■ **Short problem**
The complete listing should be restated exactly.

[Saved data entries]
▼

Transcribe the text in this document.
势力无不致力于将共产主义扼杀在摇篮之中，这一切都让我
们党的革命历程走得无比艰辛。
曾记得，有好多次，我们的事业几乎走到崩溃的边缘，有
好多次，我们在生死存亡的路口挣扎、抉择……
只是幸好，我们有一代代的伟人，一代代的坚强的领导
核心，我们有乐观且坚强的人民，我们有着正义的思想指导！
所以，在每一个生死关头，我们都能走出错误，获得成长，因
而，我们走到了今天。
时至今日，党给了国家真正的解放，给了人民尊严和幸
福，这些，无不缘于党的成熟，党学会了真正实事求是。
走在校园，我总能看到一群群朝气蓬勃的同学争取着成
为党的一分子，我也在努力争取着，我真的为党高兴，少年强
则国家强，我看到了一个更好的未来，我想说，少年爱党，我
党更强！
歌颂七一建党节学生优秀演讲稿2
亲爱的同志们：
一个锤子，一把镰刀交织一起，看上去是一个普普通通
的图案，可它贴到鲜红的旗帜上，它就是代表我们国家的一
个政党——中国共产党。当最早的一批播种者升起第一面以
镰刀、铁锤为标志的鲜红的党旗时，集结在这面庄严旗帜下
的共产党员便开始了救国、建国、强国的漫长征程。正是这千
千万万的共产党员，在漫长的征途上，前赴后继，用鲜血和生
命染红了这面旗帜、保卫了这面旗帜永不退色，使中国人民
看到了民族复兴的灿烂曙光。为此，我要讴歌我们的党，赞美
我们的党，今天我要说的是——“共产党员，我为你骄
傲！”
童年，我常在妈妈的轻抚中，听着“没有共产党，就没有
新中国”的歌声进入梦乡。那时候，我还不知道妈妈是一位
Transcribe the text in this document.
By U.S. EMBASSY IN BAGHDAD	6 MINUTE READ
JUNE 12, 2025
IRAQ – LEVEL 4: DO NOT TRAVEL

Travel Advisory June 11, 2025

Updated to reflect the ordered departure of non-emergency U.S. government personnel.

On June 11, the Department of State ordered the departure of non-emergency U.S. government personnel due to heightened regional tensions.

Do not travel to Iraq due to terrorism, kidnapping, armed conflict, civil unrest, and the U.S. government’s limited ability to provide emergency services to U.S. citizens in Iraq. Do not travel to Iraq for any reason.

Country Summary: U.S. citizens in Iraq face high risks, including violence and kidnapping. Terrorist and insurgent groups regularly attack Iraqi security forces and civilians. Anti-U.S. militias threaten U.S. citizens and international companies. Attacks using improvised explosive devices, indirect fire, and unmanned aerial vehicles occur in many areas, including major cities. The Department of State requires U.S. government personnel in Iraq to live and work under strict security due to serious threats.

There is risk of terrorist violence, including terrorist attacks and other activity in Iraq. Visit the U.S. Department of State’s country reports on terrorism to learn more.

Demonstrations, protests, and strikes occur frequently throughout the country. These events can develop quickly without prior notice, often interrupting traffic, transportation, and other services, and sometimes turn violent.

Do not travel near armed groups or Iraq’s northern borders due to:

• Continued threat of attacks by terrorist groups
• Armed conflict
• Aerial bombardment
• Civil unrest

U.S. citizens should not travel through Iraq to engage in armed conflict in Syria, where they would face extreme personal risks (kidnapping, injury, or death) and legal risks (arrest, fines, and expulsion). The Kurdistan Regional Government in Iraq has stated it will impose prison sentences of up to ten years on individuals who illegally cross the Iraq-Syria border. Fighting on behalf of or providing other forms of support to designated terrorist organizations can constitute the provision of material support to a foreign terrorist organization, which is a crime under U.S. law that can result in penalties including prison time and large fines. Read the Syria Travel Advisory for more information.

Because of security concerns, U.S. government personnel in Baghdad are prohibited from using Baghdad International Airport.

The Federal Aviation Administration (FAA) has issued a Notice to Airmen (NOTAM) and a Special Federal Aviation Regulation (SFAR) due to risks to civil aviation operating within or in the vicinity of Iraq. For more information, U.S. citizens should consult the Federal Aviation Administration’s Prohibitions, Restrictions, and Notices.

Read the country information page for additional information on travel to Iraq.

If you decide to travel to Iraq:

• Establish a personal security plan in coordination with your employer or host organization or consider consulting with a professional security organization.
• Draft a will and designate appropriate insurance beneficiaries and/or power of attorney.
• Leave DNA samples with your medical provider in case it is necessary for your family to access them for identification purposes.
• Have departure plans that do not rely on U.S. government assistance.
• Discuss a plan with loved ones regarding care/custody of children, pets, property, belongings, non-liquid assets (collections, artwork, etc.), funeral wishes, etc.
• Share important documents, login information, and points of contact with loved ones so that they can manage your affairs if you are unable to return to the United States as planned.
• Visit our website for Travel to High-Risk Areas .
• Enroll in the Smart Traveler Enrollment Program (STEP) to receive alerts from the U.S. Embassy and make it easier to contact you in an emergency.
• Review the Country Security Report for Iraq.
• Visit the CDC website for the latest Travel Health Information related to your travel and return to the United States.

▲

■ **Answer to the problem**
Transcribe the text in this document.
势力无不致力于将共产主义扼杀在摇篮之中，这一切都让我
们党的革命历程走得无比艰辛。
曾记得，有好多次，我们的事业几乎走到崩溃的边缘，有
好多次，我们在生死存亡的路口挣扎、抉择……
只是幸好，我们有一代代的伟人，一代代的坚强的领导
核心，我们有乐观且坚强的人民，我们有着正义的思想指导！
所以，在每一个生死关头，我们都能走出错误，获得成长，因
而，我们走到了今天。
时至今日，党给了国家真正的解放，给了人民尊严和幸
福，这些，无不缘于党的成熟，党学会了真正实事求是。
走在校园，我总能看到一群群朝气蓬勃的同学争取着成
为党的一分子，我也在努力争取着，我真的为党高兴，少年强
则国家强，我看到了一个更好的未来，我想说，少年爱党，我
党更强！
歌颂七一建党节学生优秀演讲稿2
亲爱的同志们：
一个锤子，一把镰刀交织一起，看上去是一个普普通通
的图案，可它贴到鲜红的旗帜上，它就是代表我们国家的一
个政党——中国共产党。当最早的一批播种者升起第一面以
镰刀、铁锤为标志的鲜红的党旗时，集结在这面庄严旗帜下
的共产党员便开始了救国、建国、强国的漫长征程。正是这千
千万万的共产党员，在漫长的征途上，前赴后继，用鲜血和生
命染红了这面旗帜、保卫了这面旗帜永不退色，使中国人民
看到了民族复兴的灿烂曙光。为此，我要讴歌我们的党，赞美
我们的党，今天我要说的是——“共产党员，我为你骄
傲！”
童年，我常在妈妈的轻抚中，听着“没有共产党，就没有
新中国”的歌声进入梦乡。那时候，我还不知道妈妈是一位
Transcribe the text in this document.
By U.S. EMBASSY IN BAGHDAD	6 MINUTE READ
JUNE 12, 2025
IRAQ – LEVEL 4: DO NOT TRAVEL

Travel Advisory June 11, 2025

Updated to reflect the ordered departure of non-emergency U.S. government personnel.

On June 11, the Department of State ordered the departure of non-emergency U.S. government personnel due to heightened regional tensions.

Do not travel to Iraq due to terrorism, kidnapping, armed conflict, civil unrest, and the U.S. government’s limited ability to provide emergency services to U.S. citizens in Iraq. Do not travel to Iraq for any reason.

Country Summary: U.S. citizens in Iraq face high risks, including violence and kidnapping. Terrorist and insurgent groups regularly attack Iraqi security forces and civilians. Anti-U.S. militias threaten U.S. citizens and international companies. Attacks using improvised explosive devices, indirect fire, and unmanned aerial vehicles occur in many areas, including major cities. The Department of State requires U.S. government personnel in Iraq to live and work under strict security due to serious threats.

There is risk of terrorist violence, including terrorist attacks and other activity in Iraq. Visit the U.S. Department of State’s country reports on terrorism to learn more.

Demonstrations, protests, and strikes occur frequently throughout the country. These events can develop quickly without prior notice, often interrupting traffic, transportation, and other services, and sometimes turn violent.

Do not travel near armed groups or Iraq’s northern borders due to:

• Continued threat of attacks by terrorist groups
• Armed conflict
• Aerial bombardment
• Civil unrest

U.S. citizens should not travel through Iraq to engage in armed conflict in Syria, where they would face extreme personal risks (kidnapping, injury, or death) and legal risks (arrest, fines, and expulsion). The Kurdistan Regional Government in Iraq has stated it will impose prison sentences of up to ten years on individuals who illegally cross the Iraq-Syria border. Fighting on behalf of or providing other forms of support to designated terrorist organizations can constitute the provision of material support to a foreign terrorist organization, which is a crime under U.S. law that can result in penalties including prison time and large fines. Read the Syria Travel Advisory for more information.

Because of security concerns, U.S. government personnel in Baghdad are prohibited from using Baghdad International Airport.

The Federal Aviation Administration (FAA) has issued a Notice to Airmen (NOTAM) and a Special Federal Aviation Regulation (SFAR) due to risks to civil aviation operating within or in the vicinity of Iraq. For more information, U.S. citizens should consult the Federal Aviation Administration’s Prohibitions, Restrictions, and Notices.

Read the country information page for additional information on travel to Iraq.

If you decide to travel to Iraq:

• Establish a personal security plan in coordination with your employer or host organization or consider consulting with a professional security organization.
• Draft a will and designate appropriate insurance beneficiaries and/or power of attorney.
• Leave DNA samples with your medical provider in case it is necessary for your family to access them for identification purposes.
• Have departure plans that do not rely on U.S. government assistance.
• Discuss a plan with loved ones regarding care/custody of children, pets, property, belongings, non-liquid assets (collections, artwork, etc.), funeral wishes, etc.
• Share important documents, login information, and points of contact with loved ones so that they can manage your affairs if you are unable to return to the United States as planned.
• Visit our website for Travel to High-Risk Areas .
• Enroll in the Smart Traveler Enrollment Program (STEP) to receive alerts from the U.S. Embassy and make it easier to contact you in an emergency.
• Review the Country Security Report for Iraq.
• Visit the CDC website for the latest Travel Health Information related to your travel and return to the United States.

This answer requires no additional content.